═══ Exercise material
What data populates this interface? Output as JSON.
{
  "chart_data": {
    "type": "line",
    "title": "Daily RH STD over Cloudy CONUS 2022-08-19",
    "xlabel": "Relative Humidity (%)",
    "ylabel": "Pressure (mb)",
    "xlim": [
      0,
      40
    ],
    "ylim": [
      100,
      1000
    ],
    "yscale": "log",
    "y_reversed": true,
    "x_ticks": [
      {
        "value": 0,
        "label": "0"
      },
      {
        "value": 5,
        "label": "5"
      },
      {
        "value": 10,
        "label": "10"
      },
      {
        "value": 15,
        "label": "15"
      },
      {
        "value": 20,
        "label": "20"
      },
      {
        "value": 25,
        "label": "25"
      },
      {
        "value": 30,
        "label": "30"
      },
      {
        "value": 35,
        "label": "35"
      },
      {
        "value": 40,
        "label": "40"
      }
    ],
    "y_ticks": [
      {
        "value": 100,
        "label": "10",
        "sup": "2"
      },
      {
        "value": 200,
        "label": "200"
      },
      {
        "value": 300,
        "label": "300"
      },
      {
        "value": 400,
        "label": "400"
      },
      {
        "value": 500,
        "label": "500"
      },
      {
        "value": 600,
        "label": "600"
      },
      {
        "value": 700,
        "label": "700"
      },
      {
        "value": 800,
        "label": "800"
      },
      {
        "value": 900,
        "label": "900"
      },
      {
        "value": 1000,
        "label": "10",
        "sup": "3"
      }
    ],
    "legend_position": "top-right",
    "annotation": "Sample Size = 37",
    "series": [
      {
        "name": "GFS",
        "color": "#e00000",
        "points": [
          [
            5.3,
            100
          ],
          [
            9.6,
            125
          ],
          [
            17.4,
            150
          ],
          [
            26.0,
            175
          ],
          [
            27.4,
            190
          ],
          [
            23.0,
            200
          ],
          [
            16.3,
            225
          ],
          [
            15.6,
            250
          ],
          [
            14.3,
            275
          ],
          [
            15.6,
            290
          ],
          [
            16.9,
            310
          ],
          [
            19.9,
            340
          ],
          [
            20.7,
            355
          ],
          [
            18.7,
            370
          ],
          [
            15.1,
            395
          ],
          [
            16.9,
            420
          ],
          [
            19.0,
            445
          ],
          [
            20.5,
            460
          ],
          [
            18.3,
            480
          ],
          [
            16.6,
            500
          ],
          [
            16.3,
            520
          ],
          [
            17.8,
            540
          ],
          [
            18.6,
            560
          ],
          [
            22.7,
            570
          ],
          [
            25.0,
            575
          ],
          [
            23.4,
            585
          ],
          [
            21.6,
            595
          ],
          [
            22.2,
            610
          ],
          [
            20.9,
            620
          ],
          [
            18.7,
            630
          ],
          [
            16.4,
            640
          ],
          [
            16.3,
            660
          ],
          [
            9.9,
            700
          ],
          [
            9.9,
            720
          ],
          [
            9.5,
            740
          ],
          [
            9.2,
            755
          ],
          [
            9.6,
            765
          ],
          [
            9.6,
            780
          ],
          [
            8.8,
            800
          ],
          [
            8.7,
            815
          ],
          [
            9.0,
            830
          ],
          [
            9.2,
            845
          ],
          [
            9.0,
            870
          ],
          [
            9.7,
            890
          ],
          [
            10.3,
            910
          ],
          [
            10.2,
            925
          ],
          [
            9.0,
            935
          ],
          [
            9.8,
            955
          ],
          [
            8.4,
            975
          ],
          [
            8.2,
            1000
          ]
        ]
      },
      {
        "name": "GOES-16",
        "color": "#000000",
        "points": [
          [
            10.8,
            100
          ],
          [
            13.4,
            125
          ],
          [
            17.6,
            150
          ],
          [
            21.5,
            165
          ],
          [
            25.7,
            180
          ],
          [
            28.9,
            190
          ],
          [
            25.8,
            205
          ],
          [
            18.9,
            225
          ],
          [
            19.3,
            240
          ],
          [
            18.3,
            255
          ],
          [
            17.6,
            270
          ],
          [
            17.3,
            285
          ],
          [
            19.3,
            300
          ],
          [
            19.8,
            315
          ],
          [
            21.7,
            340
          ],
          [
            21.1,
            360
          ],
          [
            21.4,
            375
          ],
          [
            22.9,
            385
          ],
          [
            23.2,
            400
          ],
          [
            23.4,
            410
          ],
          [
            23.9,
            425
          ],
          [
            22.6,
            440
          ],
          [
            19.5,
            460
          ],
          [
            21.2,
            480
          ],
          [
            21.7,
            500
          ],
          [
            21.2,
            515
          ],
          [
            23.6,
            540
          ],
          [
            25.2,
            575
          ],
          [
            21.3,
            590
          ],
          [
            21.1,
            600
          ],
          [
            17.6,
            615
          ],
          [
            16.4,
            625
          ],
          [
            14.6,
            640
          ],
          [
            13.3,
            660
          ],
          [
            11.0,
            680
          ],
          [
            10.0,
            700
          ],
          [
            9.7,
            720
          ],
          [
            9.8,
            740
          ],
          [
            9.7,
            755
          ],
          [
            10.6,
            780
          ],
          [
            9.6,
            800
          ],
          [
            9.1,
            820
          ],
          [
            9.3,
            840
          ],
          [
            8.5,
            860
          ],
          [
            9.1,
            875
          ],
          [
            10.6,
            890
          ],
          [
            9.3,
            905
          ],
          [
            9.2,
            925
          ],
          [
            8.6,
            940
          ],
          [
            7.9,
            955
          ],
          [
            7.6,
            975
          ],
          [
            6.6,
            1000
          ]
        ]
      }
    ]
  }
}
══════
* Aim *
In full and verbatim, repeat the records given above.

* Final result *
What data populates this interface? Output as JSON.
{
  "chart_data": {
    "type": "line",
    "title": "Daily RH STD over Cloudy CONUS 2022-08-19",
    "xlabel": "Relative Humidity (%)",
    "ylabel": "Pressure (mb)",
    "xlim": [
      0,
      40
    ],
    "ylim": [
      100,
      1000
    ],
    "yscale": "log",
    "y_reversed": true,
    "x_ticks": [
      {
        "value": 0,
        "label": "0"
      },
      {
        "value": 5,
        "label": "5"
      },
      {
        "value": 10,
        "label": "10"
      },
      {
        "value": 15,
        "label": "15"
      },
      {
        "value": 20,
        "label": "20"
      },
      {
        "value": 25,
        "label": "25"
      },
      {
        "value": 30,
        "label": "30"
      },
      {
        "value": 35,
        "label": "35"
      },
      {
        "value": 40,
        "label": "40"
      }
    ],
    "y_ticks": [
      {
        "value": 100,
        "label": "10",
        "sup": "2"
      },
      {
        "value": 200,
        "label": "200"
      },
      {
        "value": 300,
        "label": "300"
      },
      {
        "value": 400,
        "label": "400"
      },
      {
        "value": 500,
        "label": "500"
      },
      {
        "value": 600,
        "label": "600"
      },
      {
        "value": 700,
        "label": "700"
      },
      {
        "value": 800,
        "label": "800"
      },
      {
        "value": 900,
        "label": "900"
      },
      {
        "value": 1000,
        "label": "10",
        "sup": "3"
      }
    ],
    "legend_position": "top-right",
    "annotation": "Sample Size = 37",
    "series": [
      {
        "name": "GFS",
        "color": "#e00000",
        "points": [
          [
            5.3,
            100
          ],
          [
            9.6,
            125
          ],
          [
            17.4,
            150
          ],
          [
            26.0,
            175
          ],
          [
            27.4,
            190
          ],
          [
            23.0,
            200
          ],
          [
            16.3,
            225
          ],
          [
            15.6,
            250
          ],
          [
            14.3,
            275
          ],
          [
            15.6,
            290
          ],
          [
            16.9,
            310
          ],
          [
            19.9,
            340
          ],
          [
            20.7,
            355
          ],
          [
            18.7,
            370
          ],
          [
            15.1,
            395
          ],
          [
            16.9,
            420
          ],
          [
            19.0,
            445
          ],
          [
            20.5,
            460
          ],
          [
            18.3,
            480
          ],
          [
            16.6,
            500
          ],
          [
            16.3,
            520
          ],
          [
            17.8,
            540
          ],
          [
            18.6,
            560
          ],
          [
            22.7,
            570
          ],
          [
            25.0,
            575
          ],
          [
            23.4,
            585
          ],
          [
            21.6,
            595
          ],
          [
            22.2,
            610
          ],
          [
            20.9,
            620
          ],
          [
            18.7,
            630
          ],
          [
            16.4,
            640
          ],
          [
            16.3,
            660
          ],
          [
            9.9,
            700
          ],
          [
            9.9,
            720
          ],
          [
            9.5,
            740
          ],
          [
            9.2,
            755
          ],
          [
            9.6,
            765
          ],
          [
            9.6,
            780
          ],
          [
            8.8,
            800
          ],
          [
            8.7,
            815
          ],
          [
            9.0,
            830
          ],
          [
            9.2,
            845
          ],
          [
            9.0,
            870
          ],
          [
            9.7,
            890
          ],
          [
            10.3,
            910
          ],
          [
            10.2,
            925
          ],
          [
            9.0,
            935
          ],
          [
            9.8,
            955
          ],
          [
            8.4,
            975
          ],
          [
            8.2,
            1000
          ]
        ]
      },
      {
        "name": "GOES-16",
        "color": "#000000",
        "points": [
          [
            10.8,
            100
          ],
          [
            13.4,
            125
          ],
          [
            17.6,
            150
          ],
          [
            21.5,
            165
          ],
          [
            25.7,
            180
          ],
          [
            28.9,
            190
          ],
          [
            25.8,
            205
          ],
          [
            18.9,
            225
          ],
          [
            19.3,
            240
          ],
          [
            18.3,
            255
          ],
          [
            17.6,
            270
          ],
          [
            17.3,
            285
          ],
          [
            19.3,
            300
          ],
          [
            19.8,
            315
          ],
          [
            21.7,
            340
          ],
          [
            21.1,
            360
          ],
          [
            21.4,
            375
          ],
          [
            22.9,
            385
          ],
          [
            23.2,
            400
          ],
          [
            23.4,
            410
          ],
          [
            23.9,
            425
          ],
          [
            22.6,
            440
          ],
          [
            19.5,
            460
          ],
          [
            21.2,
            480
          ],
          [
            21.7,
            500
          ],
          [
            21.2,
            515
          ],
          [
            23.6,
            540
          ],
          [
            25.2,
            575
          ],
          [
            21.3,
            590
          ],
          [
            21.1,
            600
          ],
          [
            17.6,
            615
          ],
          [
            16.4,
            625
          ],
          [
            14.6,
            640
          ],
          [
            13.3,
            660
          ],
          [
            11.0,
            680
          ],
          [
            10.0,
            700
          ],
          [
            9.7,
            720
          ],
          [
            9.8,
            740
          ],
          [
            9.7,
            755
          ],
          [
            10.6,
            780
          ],
          [
            9.6,
            800
          ],
          [
            9.1,
            820
          ],
          [
            9.3,
            840
          ],
          [
            8.5,
            860
          ],
          [
            9.1,
            875
          ],
          [
            10.6,
            890
          ],
          [
            9.3,
            905
          ],
          [
            9.2,
            925
          ],
          [
            8.6,
            940
          ],
          [
            7.9,
            955
          ],
          [
            7.6,
            975
          ],
          [
            6.6,
            1000
          ]
        ]
      }
    ]
  }
}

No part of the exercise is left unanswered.